**The data**

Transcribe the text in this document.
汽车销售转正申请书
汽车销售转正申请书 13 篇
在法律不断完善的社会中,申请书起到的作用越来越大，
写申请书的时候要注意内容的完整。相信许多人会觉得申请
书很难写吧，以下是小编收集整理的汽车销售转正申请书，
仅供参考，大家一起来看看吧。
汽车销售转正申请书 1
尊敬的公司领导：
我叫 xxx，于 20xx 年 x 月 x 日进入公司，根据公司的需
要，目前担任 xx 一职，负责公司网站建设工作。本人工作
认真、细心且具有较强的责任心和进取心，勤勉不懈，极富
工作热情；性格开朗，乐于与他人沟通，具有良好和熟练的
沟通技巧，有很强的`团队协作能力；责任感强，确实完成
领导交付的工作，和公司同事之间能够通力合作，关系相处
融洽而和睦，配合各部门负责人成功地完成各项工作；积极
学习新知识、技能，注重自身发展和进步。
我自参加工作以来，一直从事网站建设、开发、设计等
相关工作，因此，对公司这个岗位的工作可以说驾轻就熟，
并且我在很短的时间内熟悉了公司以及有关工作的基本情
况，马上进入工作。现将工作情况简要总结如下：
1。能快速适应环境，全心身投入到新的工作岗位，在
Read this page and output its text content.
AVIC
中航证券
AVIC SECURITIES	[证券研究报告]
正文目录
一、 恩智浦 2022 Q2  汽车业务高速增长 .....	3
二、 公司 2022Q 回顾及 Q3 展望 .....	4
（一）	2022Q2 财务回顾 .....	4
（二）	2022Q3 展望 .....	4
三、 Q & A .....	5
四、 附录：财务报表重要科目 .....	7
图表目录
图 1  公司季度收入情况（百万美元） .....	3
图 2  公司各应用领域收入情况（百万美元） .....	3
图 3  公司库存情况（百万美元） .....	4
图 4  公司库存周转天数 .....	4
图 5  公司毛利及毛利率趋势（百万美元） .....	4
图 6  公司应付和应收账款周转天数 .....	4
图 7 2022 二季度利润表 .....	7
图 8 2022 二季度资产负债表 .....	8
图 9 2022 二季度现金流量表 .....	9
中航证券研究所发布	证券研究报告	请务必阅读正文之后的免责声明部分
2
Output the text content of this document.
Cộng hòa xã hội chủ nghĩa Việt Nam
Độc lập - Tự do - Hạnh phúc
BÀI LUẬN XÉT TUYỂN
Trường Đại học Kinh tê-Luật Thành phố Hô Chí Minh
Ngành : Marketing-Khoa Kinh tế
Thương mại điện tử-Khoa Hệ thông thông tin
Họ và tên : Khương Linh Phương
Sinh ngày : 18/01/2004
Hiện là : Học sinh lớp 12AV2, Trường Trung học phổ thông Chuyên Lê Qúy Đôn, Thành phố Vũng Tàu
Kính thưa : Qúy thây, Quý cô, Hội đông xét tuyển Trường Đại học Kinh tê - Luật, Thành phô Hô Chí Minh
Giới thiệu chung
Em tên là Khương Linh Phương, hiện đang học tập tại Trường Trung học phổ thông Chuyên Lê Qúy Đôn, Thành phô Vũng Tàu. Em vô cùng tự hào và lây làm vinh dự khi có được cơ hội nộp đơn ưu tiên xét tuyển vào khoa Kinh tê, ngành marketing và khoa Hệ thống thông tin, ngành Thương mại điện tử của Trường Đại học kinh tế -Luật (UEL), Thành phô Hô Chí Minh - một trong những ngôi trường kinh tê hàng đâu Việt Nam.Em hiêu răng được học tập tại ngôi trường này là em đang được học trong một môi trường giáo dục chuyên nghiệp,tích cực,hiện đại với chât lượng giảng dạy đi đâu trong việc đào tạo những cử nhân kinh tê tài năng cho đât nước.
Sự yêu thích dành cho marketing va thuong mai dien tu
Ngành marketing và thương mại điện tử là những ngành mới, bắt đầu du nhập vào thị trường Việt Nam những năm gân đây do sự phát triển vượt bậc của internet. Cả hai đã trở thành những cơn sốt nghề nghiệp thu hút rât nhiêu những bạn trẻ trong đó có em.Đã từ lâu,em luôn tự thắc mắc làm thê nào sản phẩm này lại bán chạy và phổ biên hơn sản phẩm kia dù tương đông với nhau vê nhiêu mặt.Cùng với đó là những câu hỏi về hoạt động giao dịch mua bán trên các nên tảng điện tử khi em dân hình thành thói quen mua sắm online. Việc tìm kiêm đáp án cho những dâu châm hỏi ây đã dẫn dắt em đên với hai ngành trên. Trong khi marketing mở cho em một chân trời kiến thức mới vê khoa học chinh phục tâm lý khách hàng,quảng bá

**Work to be completed**
List all lines above in which the string "document" appears.

**Expected output**
Transcribe the text in this document.
Output the text content of this document.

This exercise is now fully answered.